= Directions =
Return every line of the records below word for word, with nothing added, dropped or changed.

= Records supplied =
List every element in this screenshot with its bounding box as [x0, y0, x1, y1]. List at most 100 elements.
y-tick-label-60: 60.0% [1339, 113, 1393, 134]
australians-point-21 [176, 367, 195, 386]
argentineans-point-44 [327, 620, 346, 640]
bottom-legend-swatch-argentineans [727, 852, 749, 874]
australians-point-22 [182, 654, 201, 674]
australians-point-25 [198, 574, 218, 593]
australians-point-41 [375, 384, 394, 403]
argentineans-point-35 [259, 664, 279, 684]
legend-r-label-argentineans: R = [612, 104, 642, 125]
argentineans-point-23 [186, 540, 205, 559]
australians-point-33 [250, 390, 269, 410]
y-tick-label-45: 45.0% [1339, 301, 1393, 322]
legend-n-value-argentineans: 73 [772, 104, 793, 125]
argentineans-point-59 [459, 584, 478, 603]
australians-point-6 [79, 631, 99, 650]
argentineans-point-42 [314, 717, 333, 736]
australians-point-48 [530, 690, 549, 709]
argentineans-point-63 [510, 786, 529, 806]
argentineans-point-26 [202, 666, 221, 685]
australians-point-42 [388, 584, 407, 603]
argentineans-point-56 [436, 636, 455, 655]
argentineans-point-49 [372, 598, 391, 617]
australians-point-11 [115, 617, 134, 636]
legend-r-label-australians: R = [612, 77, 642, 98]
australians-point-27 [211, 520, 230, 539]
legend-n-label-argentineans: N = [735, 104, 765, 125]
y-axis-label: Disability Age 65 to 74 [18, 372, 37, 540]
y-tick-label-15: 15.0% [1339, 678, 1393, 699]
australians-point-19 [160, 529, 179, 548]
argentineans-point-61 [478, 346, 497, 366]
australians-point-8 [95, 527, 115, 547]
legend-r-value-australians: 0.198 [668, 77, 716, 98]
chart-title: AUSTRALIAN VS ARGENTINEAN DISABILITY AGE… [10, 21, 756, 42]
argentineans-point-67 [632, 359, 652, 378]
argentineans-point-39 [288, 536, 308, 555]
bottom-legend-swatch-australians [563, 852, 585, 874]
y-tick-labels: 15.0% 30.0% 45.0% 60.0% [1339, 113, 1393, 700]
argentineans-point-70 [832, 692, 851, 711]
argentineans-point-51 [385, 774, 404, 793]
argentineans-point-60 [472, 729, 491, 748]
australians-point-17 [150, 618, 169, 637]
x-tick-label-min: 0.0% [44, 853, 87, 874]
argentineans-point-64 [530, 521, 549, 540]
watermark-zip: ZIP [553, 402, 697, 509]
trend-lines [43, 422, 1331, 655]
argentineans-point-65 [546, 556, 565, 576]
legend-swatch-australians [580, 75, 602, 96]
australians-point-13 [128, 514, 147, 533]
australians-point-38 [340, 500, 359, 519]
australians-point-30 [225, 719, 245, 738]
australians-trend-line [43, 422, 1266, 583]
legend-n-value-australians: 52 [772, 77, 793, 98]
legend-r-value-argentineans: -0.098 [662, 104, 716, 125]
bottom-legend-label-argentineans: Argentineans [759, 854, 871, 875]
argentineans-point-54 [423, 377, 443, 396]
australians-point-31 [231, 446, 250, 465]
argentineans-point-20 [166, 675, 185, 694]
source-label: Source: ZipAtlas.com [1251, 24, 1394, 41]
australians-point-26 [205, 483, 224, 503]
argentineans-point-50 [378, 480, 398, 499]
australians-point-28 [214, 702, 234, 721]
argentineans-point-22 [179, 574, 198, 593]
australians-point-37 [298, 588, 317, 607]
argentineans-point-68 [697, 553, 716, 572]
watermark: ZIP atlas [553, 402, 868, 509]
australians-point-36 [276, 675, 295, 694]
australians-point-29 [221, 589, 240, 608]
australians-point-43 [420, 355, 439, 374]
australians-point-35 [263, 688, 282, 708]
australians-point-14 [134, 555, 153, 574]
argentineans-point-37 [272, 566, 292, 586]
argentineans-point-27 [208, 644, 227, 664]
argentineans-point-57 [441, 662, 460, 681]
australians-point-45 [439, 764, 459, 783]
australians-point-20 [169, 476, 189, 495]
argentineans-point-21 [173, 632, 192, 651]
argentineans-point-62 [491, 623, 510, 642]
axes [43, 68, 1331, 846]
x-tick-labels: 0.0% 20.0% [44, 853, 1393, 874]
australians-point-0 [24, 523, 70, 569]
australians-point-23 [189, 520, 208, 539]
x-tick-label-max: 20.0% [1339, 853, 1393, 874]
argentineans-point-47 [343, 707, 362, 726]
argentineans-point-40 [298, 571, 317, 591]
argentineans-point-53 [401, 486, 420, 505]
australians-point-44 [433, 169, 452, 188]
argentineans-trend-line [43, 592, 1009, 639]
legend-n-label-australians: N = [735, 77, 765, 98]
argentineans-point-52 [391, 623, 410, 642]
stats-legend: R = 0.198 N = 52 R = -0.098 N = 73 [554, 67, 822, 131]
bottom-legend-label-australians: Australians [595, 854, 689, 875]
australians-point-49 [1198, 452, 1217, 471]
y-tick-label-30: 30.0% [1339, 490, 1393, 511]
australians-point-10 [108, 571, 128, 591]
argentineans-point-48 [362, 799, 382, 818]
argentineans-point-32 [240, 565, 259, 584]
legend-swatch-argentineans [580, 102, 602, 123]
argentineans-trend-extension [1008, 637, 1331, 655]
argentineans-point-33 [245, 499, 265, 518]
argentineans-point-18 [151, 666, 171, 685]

= In response =
List every element in this screenshot with its bounding box as [x0, y0, x1, y1]. List at most 100 elements.
y-tick-label-60: 60.0% [1339, 113, 1393, 134]
australians-point-21 [176, 367, 195, 386]
argentineans-point-44 [327, 620, 346, 640]
bottom-legend-swatch-argentineans [727, 852, 749, 874]
australians-point-22 [182, 654, 201, 674]
australians-point-25 [198, 574, 218, 593]
australians-point-41 [375, 384, 394, 403]
argentineans-point-35 [259, 664, 279, 684]
legend-r-label-argentineans: R = [612, 104, 642, 125]
argentineans-point-23 [186, 540, 205, 559]
australians-point-33 [250, 390, 269, 410]
y-tick-label-45: 45.0% [1339, 301, 1393, 322]
legend-n-value-argentineans: 73 [772, 104, 793, 125]
argentineans-point-59 [459, 584, 478, 603]
australians-point-6 [79, 631, 99, 650]
argentineans-point-42 [314, 717, 333, 736]
australians-point-48 [530, 690, 549, 709]
argentineans-point-63 [510, 786, 529, 806]
argentineans-point-26 [202, 666, 221, 685]
australians-point-42 [388, 584, 407, 603]
argentineans-point-56 [436, 636, 455, 655]
argentineans-point-49 [372, 598, 391, 617]
australians-point-11 [115, 617, 134, 636]
legend-r-label-australians: R = [612, 77, 642, 98]
australians-point-27 [211, 520, 230, 539]
legend-n-label-argentineans: N = [735, 104, 765, 125]
y-axis-label: Disability Age 65 to 74 [18, 372, 37, 540]
y-tick-label-15: 15.0% [1339, 678, 1393, 699]
australians-point-19 [160, 529, 179, 548]
argentineans-point-61 [478, 346, 497, 366]
australians-point-8 [95, 527, 115, 547]
legend-r-value-australians: 0.198 [668, 77, 716, 98]
chart-title: AUSTRALIAN VS ARGENTINEAN DISABILITY AGE… [10, 21, 756, 42]
argentineans-point-67 [632, 359, 652, 378]
argentineans-point-39 [288, 536, 308, 555]
bottom-legend-swatch-australians [563, 852, 585, 874]
y-tick-labels: 15.0% 30.0% 45.0% 60.0% [1339, 113, 1393, 700]
argentineans-point-70 [832, 692, 851, 711]
argentineans-point-51 [385, 774, 404, 793]
argentineans-point-60 [472, 729, 491, 748]
australians-point-17 [150, 618, 169, 637]
x-tick-label-min: 0.0% [44, 853, 87, 874]
argentineans-point-64 [530, 521, 549, 540]
watermark-zip: ZIP [553, 402, 697, 509]
trend-lines [43, 422, 1331, 655]
argentineans-point-65 [546, 556, 565, 576]
legend-swatch-australians [580, 75, 602, 96]
australians-point-13 [128, 514, 147, 533]
australians-point-38 [340, 500, 359, 519]
australians-point-30 [225, 719, 245, 738]
australians-trend-line [43, 422, 1266, 583]
legend-n-value-australians: 52 [772, 77, 793, 98]
legend-r-value-argentineans: -0.098 [662, 104, 716, 125]
bottom-legend-label-argentineans: Argentineans [759, 854, 871, 875]
argentineans-point-54 [423, 377, 443, 396]
australians-point-31 [231, 446, 250, 465]
argentineans-point-20 [166, 675, 185, 694]
source-label: Source: ZipAtlas.com [1251, 24, 1394, 41]
australians-point-26 [205, 483, 224, 503]
argentineans-point-50 [378, 480, 398, 499]
australians-point-28 [214, 702, 234, 721]
argentineans-point-22 [179, 574, 198, 593]
australians-point-37 [298, 588, 317, 607]
argentineans-point-68 [697, 553, 716, 572]
watermark: ZIP atlas [553, 402, 868, 509]
australians-point-36 [276, 675, 295, 694]
australians-point-29 [221, 589, 240, 608]
australians-point-43 [420, 355, 439, 374]
australians-point-35 [263, 688, 282, 708]
australians-point-14 [134, 555, 153, 574]
argentineans-point-37 [272, 566, 292, 586]
argentineans-point-27 [208, 644, 227, 664]
argentineans-point-57 [441, 662, 460, 681]
australians-point-45 [439, 764, 459, 783]
australians-point-20 [169, 476, 189, 495]
argentineans-point-21 [173, 632, 192, 651]
argentineans-point-62 [491, 623, 510, 642]
axes [43, 68, 1331, 846]
x-tick-labels: 0.0% 20.0% [44, 853, 1393, 874]
australians-point-0 [24, 523, 70, 569]
australians-point-23 [189, 520, 208, 539]
x-tick-label-max: 20.0% [1339, 853, 1393, 874]
argentineans-point-47 [343, 707, 362, 726]
argentineans-point-40 [298, 571, 317, 591]
argentineans-point-53 [401, 486, 420, 505]
australians-point-44 [433, 169, 452, 188]
argentineans-trend-line [43, 592, 1009, 639]
legend-n-label-australians: N = [735, 77, 765, 98]
argentineans-point-52 [391, 623, 410, 642]
stats-legend: R = 0.198 N = 52 R = -0.098 N = 73 [554, 67, 822, 131]
bottom-legend-label-australians: Australians [595, 854, 689, 875]
australians-point-49 [1198, 452, 1217, 471]
y-tick-label-30: 30.0% [1339, 490, 1393, 511]
australians-point-10 [108, 571, 128, 591]
argentineans-point-48 [362, 799, 382, 818]
argentineans-point-32 [240, 565, 259, 584]
legend-swatch-argentineans [580, 102, 602, 123]
argentineans-trend-extension [1008, 637, 1331, 655]
argentineans-point-33 [245, 499, 265, 518]
argentineans-point-18 [151, 666, 171, 685]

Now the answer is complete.